[Source document — start]

GPG Decrypt using AWS Transfer Family and Preserve Folder Structure

255 views Asked by At

I am trying to decrypt a file uploaded via sFTP to an S3 bucket and preserve the folder structure of the s3 key.

I have a gpg-encrypted file being uploaded via sFTP to an S3 bucket. The customer uploads a file with a certain folder structure (which I am relying on for metadata), so they might upload a file that appears like this: customer/folder1/file1.xlsx.gpg.
or another file that appears like this: customer/folder2/file2.xlsx.gpg

I want to decrypt these files so that their s3 keys are customer/folder1/file1.xlsx
and customer/folder2/file2.xlsx

but I only see the option to use ${Transfer:User Name} when parameterizing the file location of the decrypt step, so I end up with customer/file1.xlsx and customer/file2.xlsx instead and lose the folder structure.

Is there a way to do this?

[Source document — finish]
[Raw data — start]

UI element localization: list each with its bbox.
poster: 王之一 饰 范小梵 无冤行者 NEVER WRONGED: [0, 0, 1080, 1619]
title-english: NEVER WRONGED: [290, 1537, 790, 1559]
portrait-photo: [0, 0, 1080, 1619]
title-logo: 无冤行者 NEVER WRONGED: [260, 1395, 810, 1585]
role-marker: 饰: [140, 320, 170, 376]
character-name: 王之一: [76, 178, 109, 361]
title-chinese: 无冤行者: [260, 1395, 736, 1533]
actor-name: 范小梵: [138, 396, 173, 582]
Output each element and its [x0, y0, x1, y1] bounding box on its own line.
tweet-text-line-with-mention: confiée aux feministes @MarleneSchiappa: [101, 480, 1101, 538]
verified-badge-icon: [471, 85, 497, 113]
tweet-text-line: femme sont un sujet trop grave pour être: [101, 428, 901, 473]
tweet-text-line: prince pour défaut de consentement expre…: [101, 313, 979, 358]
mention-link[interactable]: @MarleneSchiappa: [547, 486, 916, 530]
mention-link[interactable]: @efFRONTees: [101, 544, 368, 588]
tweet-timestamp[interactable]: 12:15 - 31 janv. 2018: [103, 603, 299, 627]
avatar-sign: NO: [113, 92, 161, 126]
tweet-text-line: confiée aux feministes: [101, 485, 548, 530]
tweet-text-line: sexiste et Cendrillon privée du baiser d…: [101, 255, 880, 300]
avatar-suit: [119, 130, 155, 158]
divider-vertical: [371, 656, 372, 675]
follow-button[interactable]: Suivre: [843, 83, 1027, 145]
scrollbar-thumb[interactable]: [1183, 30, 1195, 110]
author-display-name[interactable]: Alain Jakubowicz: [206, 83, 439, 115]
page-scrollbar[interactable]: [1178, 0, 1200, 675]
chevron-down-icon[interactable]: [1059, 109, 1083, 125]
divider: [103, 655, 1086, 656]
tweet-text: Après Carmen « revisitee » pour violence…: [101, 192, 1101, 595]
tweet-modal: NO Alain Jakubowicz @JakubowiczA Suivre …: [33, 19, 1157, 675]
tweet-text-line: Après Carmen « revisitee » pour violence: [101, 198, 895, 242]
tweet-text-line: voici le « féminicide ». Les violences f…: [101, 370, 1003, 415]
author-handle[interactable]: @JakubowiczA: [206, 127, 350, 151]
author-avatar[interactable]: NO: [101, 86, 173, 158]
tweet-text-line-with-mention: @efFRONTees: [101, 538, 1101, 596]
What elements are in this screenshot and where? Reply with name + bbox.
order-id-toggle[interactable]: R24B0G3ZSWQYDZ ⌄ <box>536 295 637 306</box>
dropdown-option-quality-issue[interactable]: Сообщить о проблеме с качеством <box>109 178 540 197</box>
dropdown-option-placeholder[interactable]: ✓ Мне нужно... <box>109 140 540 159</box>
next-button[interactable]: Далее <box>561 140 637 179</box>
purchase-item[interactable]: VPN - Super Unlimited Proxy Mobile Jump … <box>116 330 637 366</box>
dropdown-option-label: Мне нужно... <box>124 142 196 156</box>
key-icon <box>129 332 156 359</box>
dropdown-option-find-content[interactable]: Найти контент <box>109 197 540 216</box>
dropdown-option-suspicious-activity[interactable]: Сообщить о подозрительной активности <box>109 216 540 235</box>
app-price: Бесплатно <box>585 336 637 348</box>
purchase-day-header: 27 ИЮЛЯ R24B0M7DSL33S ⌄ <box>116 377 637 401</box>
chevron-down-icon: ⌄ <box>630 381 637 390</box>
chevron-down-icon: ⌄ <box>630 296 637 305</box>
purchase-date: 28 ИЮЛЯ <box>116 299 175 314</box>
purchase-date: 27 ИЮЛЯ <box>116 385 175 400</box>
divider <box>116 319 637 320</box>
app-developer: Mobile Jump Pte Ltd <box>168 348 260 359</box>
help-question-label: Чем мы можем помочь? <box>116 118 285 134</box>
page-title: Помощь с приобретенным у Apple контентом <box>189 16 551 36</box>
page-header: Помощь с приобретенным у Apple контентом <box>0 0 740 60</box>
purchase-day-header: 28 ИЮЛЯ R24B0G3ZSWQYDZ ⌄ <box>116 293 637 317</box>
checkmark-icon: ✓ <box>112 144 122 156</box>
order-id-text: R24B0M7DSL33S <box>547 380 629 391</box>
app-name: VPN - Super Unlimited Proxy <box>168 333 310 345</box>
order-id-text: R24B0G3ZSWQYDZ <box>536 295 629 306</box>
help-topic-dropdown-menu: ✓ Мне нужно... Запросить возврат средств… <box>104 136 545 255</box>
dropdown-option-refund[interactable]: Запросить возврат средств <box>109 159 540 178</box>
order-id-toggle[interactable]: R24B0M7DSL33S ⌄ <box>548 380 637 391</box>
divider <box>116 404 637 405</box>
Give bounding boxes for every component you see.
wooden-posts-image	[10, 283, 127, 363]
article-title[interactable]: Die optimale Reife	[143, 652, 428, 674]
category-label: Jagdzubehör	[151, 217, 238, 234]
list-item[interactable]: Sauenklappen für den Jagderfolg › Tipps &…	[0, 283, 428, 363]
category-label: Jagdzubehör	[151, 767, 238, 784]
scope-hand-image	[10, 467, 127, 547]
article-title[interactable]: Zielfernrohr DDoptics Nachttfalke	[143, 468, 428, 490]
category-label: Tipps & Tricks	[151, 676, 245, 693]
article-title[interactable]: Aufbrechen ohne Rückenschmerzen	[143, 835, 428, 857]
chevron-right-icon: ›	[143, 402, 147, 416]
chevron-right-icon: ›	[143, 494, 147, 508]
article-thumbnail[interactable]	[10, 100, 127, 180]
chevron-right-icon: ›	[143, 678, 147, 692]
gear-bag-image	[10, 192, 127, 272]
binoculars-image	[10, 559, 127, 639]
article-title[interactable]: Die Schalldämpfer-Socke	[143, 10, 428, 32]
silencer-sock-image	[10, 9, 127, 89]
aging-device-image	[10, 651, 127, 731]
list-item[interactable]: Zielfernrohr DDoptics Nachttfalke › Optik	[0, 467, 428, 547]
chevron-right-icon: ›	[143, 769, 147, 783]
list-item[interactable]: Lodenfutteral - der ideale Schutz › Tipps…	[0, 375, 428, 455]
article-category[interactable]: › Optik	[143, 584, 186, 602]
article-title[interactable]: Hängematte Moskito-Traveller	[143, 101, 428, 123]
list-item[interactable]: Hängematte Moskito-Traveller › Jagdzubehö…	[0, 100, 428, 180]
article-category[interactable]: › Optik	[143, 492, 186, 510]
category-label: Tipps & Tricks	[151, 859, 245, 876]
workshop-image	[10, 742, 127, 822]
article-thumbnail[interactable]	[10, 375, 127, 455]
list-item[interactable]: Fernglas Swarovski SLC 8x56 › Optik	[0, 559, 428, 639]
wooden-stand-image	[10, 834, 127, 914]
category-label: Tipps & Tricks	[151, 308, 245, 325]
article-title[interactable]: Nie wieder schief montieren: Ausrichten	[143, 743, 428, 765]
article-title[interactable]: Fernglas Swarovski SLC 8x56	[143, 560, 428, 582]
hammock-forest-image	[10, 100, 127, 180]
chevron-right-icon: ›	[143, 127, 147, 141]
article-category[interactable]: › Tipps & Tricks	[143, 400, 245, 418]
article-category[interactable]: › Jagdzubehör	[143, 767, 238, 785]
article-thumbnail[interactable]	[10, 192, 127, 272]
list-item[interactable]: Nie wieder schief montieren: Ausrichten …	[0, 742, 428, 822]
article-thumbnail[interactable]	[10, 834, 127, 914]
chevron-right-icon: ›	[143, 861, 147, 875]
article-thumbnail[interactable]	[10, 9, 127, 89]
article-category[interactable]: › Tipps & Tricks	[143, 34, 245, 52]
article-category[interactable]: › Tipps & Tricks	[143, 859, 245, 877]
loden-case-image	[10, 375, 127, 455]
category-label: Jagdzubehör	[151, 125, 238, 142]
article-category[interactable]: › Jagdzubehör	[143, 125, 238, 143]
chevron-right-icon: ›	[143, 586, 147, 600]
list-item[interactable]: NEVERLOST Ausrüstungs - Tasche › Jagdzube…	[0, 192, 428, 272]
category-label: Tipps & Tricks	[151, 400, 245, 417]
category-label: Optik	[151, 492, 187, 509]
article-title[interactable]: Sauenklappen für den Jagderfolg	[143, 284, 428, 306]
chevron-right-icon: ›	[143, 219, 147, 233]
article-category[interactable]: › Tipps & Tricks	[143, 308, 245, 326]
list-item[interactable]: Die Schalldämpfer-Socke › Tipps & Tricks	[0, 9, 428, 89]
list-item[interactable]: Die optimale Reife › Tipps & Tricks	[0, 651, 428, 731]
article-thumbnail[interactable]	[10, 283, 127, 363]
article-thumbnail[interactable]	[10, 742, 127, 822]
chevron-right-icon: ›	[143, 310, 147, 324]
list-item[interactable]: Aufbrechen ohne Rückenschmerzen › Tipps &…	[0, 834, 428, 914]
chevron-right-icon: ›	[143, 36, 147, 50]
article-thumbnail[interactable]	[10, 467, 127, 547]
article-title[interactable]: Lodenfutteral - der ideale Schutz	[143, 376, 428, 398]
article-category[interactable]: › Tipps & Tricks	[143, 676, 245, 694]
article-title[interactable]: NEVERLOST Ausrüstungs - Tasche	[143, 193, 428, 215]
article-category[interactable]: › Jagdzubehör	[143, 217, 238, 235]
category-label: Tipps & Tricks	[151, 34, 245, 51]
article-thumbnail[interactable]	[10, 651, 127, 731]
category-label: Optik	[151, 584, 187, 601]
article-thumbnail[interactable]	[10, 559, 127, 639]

[Raw data — finish]

### Assignment 1
Reproduce the passage of the AWS Transfer Family decryption question from "255 views Asked" up to and including "to do this?".
### Assignment 2
Write the next part of the AWS Transfer Family decryption question, picking up after its final sentence.

### Reply 1
255 views Asked by At

I am trying to decrypt a file uploaded via sFTP to an S3 bucket and preserve the folder structure of the s3 key.

I have a gpg-encrypted file being uploaded via sFTP to an S3 bucket. The customer uploads a file with a certain folder structure (which I am relying on for metadata), so they might upload a file that appears like this: customer/folder1/file1.xlsx.gpg.
or another file that appears like this: customer/folder2/file2.xlsx.gpg

I want to decrypt these files so that their s3 keys are customer/folder1/file1.xlsx
and customer/folder2/file2.xlsx

but I only see the option to use ${Transfer:User Name} when parameterizing the file location of the decrypt step, so I end up with customer/file1.xlsx and customer/file2.xlsx instead and lose the folder structure.

Is there a way to do this?

### Reply 2
1

There are 1 answers

0
Ruth Smith On

For anyone else finding limitations with AWS Transfer Family, the solution I have come up with is to store the gpg keys in a secret key, process the S3 trigger sent when .gpg file is placed in the bucket, read the gpg file from the S3 bucket as a stream, decrypt it using a python gpg client and the stored key (which is looked up based on the folder structure of the gpg file), then store the decrypted file in the S3 bucket, preserving the folder structure. A second S3 trigger will be sent upon creation of this file, and my lambda can then process that trigger and process the decrypted file normally.

I have discovered that with the python API for S3, you can store metadata with an object, but I don't believe this is doable if a file is being placed via sFTP. So I think I'm stuck relying on folder structure for metadata.